──────── EXCERPTED PASSAGE
Edit****** Wow guys thanks for amazing explanation!!!!! but i have 2 issues 1.retry mechanism that no working i set it to timeout=1 in order to make it fail but once its fail its return:

requests.exceptions.RetryError: HTTPSConnectionPool(host='www.XXXXX.il', port=443): Max retries exceeded with url: /default.asp?catid=%7B2234C62C-BD68-4641-ABF4-3C225D7E3D81%7D (Caused by ResponseError('too many redirects',))

can you please help me with retry mechanism code below : 2. perfromance issues witout the retry mechanism when im set timeout=6 scraping duration of 8000 items taking 15 minutes how i can improve this code performance ? Code below:

def get_items(self, dict):
        itemdict = {}
        for k, v in dict.items():
            boolean = True
        # here, we fetch the content from the url, using the requests library
            while (boolean):
             try:
                a =requests.Session()
                retries = Retry(total=3, backoff_factor=0.1, status_forcelist=[301,500, 502, 503, 504])
                a.mount(('https://'), HTTPAdapter(max_retries=retries))
                page_response = a.get('https://www.XXXXXXX.il' + v, timeout=1)
             except requests.exceptions.Timeout:
                print  ("Timeout occurred")
                logging.basicConfig(level=logging.DEBUG)
────────────────
──────── MATERIAL PROVIDED
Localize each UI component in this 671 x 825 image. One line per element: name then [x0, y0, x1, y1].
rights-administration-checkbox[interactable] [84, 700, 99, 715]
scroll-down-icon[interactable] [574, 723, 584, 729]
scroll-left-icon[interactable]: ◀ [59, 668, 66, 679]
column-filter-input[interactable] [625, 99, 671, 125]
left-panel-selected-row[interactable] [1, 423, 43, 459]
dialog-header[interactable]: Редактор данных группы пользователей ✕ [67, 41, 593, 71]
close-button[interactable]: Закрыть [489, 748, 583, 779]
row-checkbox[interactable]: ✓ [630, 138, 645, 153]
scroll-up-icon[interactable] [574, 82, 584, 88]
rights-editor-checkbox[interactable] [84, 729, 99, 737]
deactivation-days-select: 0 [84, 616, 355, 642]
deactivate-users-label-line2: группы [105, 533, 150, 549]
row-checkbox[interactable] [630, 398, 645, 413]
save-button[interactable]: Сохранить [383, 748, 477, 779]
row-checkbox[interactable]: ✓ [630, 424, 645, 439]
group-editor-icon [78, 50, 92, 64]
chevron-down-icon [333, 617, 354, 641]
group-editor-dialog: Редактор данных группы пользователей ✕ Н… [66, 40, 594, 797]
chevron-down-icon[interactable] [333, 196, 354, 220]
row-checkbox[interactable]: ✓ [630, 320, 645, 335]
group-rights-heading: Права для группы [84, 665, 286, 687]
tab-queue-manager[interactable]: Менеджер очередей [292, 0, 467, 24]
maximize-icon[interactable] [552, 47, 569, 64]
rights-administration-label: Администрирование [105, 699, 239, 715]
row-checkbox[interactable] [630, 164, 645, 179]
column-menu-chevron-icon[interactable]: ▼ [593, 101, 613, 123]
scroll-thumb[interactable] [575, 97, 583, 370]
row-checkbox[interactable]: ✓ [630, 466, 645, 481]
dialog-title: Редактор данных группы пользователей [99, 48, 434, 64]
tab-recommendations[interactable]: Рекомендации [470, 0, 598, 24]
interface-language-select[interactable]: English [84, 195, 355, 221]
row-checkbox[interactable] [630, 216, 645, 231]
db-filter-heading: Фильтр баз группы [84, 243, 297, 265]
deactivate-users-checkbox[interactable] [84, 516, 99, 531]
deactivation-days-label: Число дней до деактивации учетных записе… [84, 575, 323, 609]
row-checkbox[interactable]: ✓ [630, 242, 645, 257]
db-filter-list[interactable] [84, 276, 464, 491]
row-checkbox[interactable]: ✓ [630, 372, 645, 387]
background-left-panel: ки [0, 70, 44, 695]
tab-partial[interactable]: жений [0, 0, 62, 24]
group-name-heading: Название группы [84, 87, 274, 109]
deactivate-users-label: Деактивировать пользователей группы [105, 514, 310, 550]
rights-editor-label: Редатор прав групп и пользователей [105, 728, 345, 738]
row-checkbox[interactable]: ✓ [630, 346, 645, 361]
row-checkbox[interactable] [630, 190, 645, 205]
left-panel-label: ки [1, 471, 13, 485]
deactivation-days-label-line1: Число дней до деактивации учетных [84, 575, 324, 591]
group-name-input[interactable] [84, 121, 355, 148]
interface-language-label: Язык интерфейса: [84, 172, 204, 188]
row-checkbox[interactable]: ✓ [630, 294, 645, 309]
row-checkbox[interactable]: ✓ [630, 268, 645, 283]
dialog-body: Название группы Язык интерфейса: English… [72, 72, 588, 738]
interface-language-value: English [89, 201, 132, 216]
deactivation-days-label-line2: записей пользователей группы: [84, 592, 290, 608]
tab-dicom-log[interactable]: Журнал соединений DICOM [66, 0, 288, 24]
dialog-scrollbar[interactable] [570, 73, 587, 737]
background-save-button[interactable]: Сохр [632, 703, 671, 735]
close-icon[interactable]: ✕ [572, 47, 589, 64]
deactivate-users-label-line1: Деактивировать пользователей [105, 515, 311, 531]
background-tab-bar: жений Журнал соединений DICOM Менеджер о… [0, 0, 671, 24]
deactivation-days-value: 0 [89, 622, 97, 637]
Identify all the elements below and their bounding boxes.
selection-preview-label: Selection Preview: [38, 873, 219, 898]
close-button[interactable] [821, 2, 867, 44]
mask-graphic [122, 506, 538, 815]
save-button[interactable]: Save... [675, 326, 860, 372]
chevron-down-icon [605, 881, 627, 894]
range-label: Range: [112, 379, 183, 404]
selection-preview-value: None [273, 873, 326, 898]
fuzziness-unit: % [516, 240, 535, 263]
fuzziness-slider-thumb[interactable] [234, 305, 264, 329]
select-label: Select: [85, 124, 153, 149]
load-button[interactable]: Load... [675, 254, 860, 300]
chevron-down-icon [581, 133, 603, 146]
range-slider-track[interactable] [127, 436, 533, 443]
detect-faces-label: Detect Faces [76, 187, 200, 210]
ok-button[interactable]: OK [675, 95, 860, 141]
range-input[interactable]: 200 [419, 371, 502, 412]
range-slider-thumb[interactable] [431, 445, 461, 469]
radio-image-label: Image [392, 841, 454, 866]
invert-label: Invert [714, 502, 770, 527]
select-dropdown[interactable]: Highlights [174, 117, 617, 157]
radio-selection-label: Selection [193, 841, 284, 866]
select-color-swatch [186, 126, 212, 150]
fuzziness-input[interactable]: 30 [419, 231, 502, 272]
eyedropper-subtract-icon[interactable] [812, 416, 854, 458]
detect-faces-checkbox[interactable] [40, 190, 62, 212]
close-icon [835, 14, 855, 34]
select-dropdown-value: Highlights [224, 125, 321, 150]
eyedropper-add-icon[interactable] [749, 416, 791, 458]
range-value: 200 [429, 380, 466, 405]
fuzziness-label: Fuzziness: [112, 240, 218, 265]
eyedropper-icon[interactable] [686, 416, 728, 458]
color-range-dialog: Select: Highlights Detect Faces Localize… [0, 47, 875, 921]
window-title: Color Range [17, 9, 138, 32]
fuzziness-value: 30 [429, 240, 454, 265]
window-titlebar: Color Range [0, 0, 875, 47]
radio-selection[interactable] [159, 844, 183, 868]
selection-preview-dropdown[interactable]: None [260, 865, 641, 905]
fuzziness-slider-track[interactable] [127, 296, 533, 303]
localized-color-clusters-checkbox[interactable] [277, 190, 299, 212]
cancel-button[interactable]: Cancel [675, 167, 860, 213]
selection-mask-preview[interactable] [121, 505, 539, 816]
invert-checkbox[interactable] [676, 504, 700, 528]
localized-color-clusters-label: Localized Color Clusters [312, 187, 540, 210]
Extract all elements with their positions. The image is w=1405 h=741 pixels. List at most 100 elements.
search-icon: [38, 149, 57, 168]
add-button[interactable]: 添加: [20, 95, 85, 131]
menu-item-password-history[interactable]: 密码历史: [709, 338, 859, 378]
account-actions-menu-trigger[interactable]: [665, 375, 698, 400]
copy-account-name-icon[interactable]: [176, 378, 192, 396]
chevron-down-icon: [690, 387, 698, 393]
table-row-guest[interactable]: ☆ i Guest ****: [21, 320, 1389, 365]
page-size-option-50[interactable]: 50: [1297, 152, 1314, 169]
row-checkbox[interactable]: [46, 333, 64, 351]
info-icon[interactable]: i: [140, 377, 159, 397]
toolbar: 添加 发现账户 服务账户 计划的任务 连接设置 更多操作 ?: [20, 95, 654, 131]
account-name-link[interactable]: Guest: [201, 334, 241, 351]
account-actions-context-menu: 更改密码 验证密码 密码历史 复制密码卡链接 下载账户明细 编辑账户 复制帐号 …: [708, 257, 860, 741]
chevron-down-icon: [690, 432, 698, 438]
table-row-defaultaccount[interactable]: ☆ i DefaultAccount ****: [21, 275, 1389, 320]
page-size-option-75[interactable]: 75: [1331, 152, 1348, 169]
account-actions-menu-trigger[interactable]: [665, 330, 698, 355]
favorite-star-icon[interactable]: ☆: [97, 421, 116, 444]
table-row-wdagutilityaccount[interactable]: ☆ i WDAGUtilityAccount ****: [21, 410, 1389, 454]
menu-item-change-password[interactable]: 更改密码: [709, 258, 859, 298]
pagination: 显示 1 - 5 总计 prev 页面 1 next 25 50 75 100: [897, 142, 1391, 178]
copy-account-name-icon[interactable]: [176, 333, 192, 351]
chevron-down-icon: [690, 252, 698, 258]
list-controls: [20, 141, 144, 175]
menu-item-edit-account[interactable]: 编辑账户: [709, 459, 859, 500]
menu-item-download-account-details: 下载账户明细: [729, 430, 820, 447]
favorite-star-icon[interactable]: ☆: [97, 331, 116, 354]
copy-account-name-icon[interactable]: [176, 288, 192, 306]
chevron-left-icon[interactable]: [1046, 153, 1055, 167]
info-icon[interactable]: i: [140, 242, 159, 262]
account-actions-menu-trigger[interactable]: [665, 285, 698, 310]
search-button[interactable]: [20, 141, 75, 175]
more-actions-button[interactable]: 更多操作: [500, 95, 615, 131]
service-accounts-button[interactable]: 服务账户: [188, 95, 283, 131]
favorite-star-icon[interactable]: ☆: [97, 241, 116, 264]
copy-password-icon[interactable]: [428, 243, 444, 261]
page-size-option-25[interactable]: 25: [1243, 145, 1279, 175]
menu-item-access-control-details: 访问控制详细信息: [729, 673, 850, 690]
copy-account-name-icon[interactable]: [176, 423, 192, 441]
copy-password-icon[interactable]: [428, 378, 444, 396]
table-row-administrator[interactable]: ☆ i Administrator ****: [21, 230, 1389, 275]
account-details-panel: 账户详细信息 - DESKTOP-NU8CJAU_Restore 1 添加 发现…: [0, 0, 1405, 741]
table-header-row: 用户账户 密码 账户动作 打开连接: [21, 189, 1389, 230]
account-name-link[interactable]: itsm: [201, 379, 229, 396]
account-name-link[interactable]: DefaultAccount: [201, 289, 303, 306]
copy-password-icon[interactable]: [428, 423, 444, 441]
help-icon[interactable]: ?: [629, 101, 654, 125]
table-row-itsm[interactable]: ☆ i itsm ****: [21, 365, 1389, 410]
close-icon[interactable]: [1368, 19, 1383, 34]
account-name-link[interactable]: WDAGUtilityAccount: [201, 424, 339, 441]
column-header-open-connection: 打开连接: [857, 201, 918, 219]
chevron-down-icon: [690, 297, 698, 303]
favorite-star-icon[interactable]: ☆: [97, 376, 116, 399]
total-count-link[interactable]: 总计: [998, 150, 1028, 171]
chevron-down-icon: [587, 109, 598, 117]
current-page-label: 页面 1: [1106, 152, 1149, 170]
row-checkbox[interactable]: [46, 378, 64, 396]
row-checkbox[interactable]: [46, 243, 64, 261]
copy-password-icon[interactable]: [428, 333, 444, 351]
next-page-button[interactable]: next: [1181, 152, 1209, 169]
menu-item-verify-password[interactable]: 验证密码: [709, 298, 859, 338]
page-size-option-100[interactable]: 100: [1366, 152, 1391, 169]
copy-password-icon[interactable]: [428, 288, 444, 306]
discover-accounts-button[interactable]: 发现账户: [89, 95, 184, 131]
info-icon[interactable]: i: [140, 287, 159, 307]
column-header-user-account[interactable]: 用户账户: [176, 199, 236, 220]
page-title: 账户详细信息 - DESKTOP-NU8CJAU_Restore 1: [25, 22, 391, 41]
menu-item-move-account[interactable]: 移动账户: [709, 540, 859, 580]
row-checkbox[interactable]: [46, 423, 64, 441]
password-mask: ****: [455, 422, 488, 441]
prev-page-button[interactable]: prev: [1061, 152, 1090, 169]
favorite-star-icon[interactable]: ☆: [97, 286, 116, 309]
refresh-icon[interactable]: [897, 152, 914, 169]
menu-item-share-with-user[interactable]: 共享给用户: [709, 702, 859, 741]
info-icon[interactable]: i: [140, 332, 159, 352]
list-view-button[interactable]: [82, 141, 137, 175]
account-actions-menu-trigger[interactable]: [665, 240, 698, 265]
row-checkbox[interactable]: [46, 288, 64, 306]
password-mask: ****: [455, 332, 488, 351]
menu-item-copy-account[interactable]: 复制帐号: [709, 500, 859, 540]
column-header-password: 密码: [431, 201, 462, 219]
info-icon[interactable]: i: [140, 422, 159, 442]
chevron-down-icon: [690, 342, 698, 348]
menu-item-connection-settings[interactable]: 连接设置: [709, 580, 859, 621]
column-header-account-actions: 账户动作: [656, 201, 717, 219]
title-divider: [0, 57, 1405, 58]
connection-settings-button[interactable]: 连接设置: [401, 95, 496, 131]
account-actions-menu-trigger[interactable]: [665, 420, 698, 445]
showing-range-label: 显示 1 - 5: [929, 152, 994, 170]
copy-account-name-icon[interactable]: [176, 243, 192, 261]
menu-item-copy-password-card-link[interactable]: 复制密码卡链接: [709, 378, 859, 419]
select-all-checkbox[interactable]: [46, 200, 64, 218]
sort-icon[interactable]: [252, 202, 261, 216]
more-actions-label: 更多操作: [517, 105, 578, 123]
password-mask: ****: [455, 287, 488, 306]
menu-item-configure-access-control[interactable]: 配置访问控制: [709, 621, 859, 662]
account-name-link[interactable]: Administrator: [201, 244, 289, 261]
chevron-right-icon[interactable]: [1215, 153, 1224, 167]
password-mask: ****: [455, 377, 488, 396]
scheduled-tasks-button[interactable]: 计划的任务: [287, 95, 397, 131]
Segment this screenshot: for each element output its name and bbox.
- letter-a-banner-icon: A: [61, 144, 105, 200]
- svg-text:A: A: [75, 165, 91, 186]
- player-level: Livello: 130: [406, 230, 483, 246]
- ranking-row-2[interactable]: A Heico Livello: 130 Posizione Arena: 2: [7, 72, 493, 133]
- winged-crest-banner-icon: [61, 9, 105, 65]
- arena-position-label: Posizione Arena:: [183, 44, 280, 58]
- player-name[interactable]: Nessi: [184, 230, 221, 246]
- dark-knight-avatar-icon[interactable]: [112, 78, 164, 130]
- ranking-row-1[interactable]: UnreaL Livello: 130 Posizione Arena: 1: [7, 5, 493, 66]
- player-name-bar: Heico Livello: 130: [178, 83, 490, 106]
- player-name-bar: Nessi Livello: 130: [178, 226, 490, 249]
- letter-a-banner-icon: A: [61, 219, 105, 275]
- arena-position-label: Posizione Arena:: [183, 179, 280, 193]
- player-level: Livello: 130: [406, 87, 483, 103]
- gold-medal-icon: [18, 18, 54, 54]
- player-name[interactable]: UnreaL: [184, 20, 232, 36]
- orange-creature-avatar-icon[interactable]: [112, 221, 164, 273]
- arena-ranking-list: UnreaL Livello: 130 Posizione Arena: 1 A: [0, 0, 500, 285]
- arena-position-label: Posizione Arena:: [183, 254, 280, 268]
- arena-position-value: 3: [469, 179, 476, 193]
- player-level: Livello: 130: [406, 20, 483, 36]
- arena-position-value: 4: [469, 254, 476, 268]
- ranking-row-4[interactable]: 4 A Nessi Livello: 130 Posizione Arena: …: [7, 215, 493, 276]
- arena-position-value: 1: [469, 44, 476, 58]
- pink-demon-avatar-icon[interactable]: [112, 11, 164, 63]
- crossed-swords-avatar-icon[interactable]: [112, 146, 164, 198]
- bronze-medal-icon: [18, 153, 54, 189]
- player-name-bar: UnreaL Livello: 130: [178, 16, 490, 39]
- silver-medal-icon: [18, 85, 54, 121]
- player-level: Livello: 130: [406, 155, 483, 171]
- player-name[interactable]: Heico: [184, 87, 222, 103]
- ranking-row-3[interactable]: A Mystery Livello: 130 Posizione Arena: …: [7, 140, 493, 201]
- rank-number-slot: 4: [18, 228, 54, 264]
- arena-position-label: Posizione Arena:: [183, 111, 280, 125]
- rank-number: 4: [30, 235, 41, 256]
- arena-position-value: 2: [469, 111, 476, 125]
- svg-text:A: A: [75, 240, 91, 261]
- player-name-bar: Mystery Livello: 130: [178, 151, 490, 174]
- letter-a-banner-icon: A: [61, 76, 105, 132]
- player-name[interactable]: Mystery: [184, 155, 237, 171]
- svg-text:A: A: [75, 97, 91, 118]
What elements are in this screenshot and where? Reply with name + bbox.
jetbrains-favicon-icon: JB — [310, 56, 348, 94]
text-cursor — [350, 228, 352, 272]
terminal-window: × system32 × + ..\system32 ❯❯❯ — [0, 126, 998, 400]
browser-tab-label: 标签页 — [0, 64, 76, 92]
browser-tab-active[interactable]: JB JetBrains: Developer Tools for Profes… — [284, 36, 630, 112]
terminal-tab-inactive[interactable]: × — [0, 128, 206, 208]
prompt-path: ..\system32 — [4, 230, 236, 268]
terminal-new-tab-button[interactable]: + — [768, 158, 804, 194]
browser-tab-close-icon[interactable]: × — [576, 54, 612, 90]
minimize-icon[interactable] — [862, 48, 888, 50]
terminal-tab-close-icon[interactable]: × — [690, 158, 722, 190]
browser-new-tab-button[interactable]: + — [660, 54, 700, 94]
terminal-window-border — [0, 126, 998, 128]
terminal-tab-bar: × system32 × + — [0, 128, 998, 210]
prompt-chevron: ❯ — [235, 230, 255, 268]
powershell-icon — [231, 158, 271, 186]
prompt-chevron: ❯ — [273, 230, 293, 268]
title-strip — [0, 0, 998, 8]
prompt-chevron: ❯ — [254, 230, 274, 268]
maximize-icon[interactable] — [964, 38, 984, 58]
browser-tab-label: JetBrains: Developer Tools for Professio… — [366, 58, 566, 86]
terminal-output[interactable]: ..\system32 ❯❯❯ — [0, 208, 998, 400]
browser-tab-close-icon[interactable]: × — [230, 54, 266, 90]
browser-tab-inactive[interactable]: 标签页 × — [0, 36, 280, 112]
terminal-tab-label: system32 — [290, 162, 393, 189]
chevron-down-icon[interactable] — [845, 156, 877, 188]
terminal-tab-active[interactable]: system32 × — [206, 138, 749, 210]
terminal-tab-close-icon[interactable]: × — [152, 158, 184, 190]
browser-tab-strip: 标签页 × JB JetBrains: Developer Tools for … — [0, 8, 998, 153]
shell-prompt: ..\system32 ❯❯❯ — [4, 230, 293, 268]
────────────────
§ COMPLETE THE FOLLOWING:
A) Update the forum post from "can you please" through "a =requests.Session()" by changing "boolean" to "keep_trying".
B) According to the forum post, how long does scraping 8000 items take without the retry mechanism when the timeout is set to 6?

§ ANSWERS BY TASK:
A)
can you please help me with retry mechanism code below : 2. perfromance issues witout the retry mechanism when im set timeout=6 scraping duration of 8000 items taking 15 minutes how i can improve this code performance ? Code below:

def get_items(self, dict):
        itemdict = {}
        for k, v in dict.items():
            keep_trying = True
        # here, we fetch the content from the url, using the requests library
            while (keep_trying):
             try:
                a =requests.Session()

B) 15 minutes